#### WHAT THE TASK ASKS:
Locate all lines with the word "Aide". Copy them.

═══ ENTRIES SUPPLIED ═══

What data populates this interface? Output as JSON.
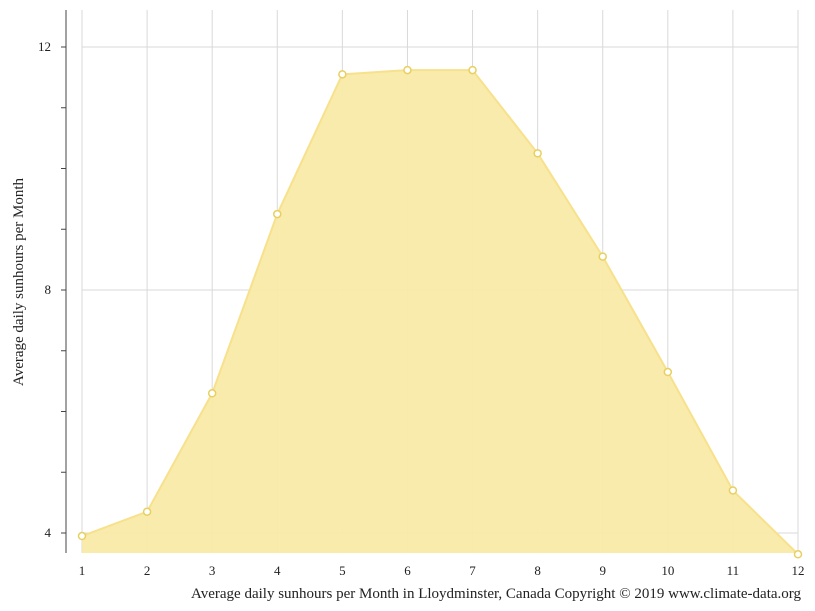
{
  "chart_data": {
    "type": "area",
    "title": "Average daily sunhours per Month in Lloydminster, Canada Copyright © 2019 www.climate-data.org",
    "ylabel": "Average daily sunhours per Month",
    "xlabel": "",
    "x": [
      1,
      2,
      3,
      4,
      5,
      6,
      7,
      8,
      9,
      10,
      11,
      12
    ],
    "x_tick_labels": [
      "1",
      "2",
      "3",
      "4",
      "5",
      "6",
      "7",
      "8",
      "9",
      "10",
      "11",
      "12"
    ],
    "y_tick_labels": [
      "4",
      "8",
      "12"
    ],
    "y_ticks": [
      4,
      8,
      12
    ],
    "ylim": [
      3.65,
      12.6
    ],
    "xlim": [
      1,
      12
    ],
    "grid": true,
    "series": [
      {
        "values": [
          3.95,
          4.35,
          6.3,
          9.25,
          11.55,
          11.62,
          11.62,
          10.25,
          8.55,
          6.65,
          4.7,
          3.65
        ]
      }
    ],
    "colors": {
      "fill": "#f9eaa6",
      "line": "#f7e18c",
      "marker_fill": "#ffffff",
      "marker_stroke": "#e8d060",
      "grid": "#d9d9d9",
      "axis": "#444444"
    }
  }
}
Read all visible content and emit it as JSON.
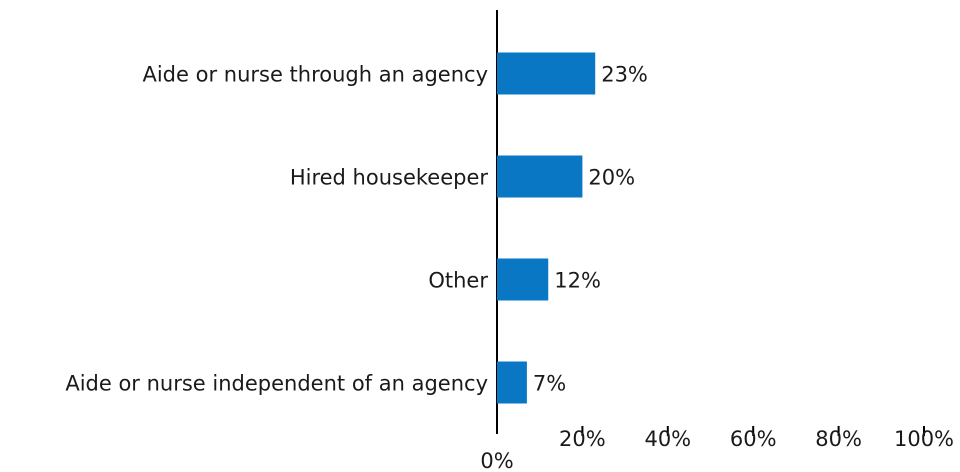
{
  "chart_data": {
    "type": "barh",
    "categories": [
      "Aide or nurse through an agency",
      "Hired housekeeper",
      "Other",
      "Aide or nurse independent of an agency"
    ],
    "values": [
      23,
      20,
      12,
      7
    ],
    "value_labels": [
      "23%",
      "20%",
      "12%",
      "7%"
    ],
    "color": "#0a77c4",
    "xlim": [
      0,
      100
    ],
    "xticks": [
      {
        "value": 0,
        "label": "0%"
      },
      {
        "value": 20,
        "label": "20%"
      },
      {
        "value": 40,
        "label": "40%"
      },
      {
        "value": 60,
        "label": "60%"
      },
      {
        "value": 80,
        "label": "80%"
      },
      {
        "value": 100,
        "label": "100%"
      }
    ],
    "grid": false
  }
}
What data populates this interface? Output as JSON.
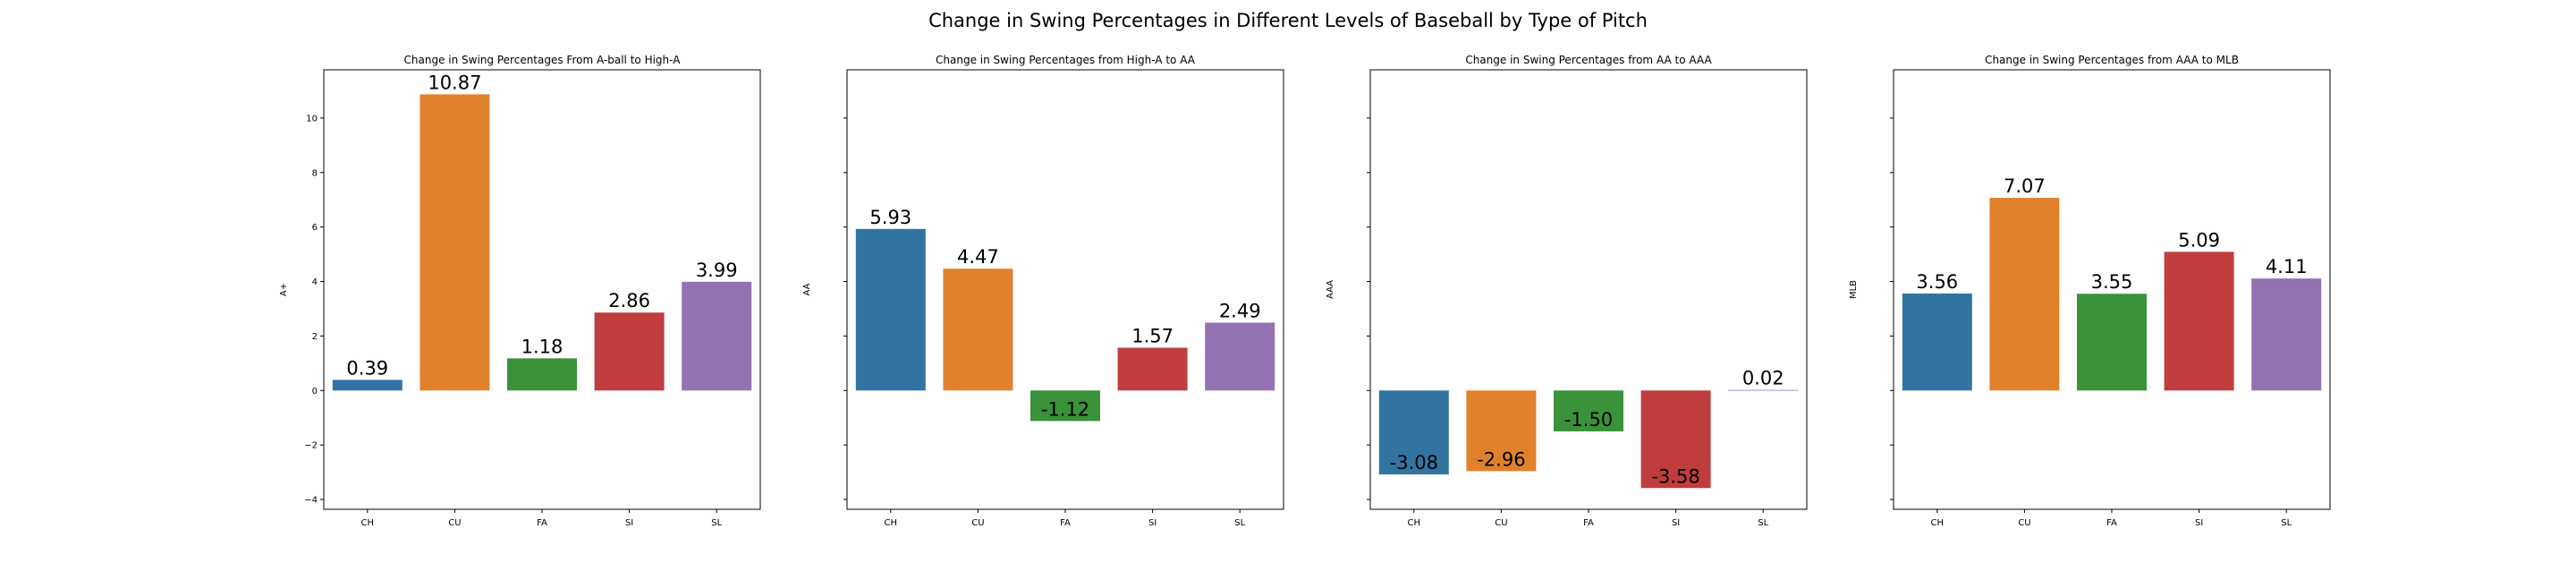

═══

#### TASK ANSWER:
      "Aide or nurse through an agency",
      "Aide or nurse independent of an agency"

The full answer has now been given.